(Source data)
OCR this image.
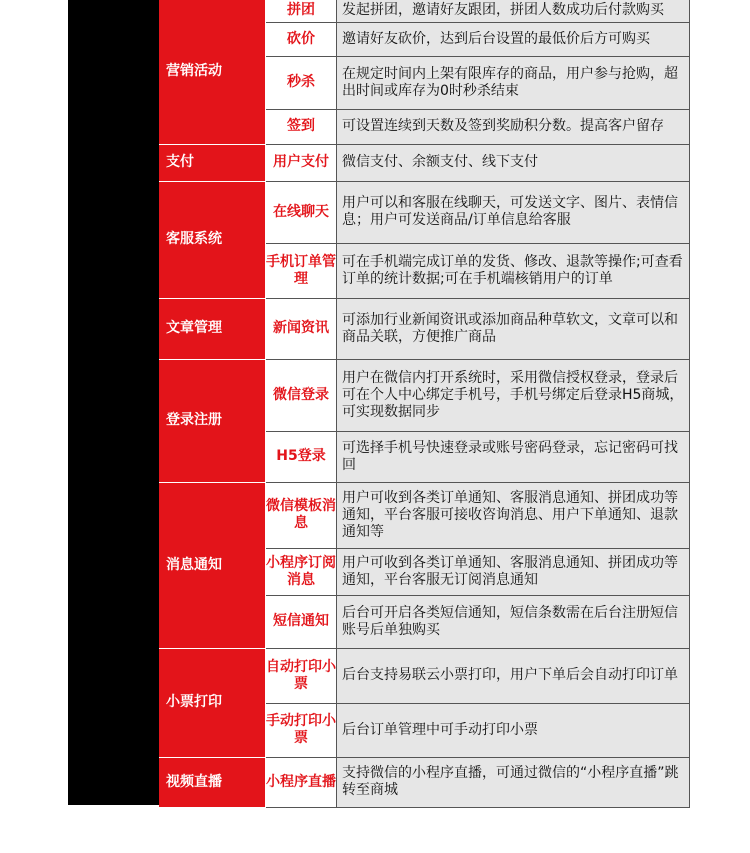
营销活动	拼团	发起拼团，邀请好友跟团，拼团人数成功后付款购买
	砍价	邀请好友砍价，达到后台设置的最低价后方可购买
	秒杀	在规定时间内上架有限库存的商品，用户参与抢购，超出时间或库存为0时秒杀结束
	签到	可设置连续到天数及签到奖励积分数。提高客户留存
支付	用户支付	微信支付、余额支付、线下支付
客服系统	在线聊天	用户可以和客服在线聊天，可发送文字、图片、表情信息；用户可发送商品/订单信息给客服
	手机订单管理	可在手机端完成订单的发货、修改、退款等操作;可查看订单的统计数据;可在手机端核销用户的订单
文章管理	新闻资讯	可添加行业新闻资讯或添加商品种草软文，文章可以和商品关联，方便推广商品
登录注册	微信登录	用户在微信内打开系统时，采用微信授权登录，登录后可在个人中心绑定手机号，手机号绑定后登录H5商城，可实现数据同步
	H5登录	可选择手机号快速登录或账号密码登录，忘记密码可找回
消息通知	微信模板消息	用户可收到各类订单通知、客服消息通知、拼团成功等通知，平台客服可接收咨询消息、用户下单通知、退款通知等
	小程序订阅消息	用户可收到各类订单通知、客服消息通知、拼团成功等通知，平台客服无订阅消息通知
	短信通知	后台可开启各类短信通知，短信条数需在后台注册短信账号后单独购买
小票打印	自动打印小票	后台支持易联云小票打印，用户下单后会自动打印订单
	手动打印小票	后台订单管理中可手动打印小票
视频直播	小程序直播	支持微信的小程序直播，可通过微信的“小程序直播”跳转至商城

* * *

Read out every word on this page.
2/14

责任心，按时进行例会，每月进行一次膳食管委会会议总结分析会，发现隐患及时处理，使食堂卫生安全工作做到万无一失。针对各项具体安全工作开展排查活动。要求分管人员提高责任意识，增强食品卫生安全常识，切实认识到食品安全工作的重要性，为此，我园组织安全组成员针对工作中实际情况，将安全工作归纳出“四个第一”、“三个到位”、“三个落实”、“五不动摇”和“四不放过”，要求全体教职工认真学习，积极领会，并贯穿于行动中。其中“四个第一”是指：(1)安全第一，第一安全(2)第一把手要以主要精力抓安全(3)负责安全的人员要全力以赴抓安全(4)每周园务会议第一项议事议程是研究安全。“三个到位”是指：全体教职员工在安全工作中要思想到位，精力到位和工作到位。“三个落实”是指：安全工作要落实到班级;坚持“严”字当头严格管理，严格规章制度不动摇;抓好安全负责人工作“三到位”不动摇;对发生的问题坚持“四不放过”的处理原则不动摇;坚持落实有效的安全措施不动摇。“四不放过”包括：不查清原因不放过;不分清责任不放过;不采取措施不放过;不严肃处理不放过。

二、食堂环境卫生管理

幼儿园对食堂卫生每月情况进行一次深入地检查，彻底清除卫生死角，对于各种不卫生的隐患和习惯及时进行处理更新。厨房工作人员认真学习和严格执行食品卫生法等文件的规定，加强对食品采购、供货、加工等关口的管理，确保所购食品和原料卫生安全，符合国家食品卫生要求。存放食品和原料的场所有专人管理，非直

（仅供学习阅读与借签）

To be done: Determine the number of lines where the string "用户可收到各类订单通知" occurs, and give that number only.

Solution for this problem: 2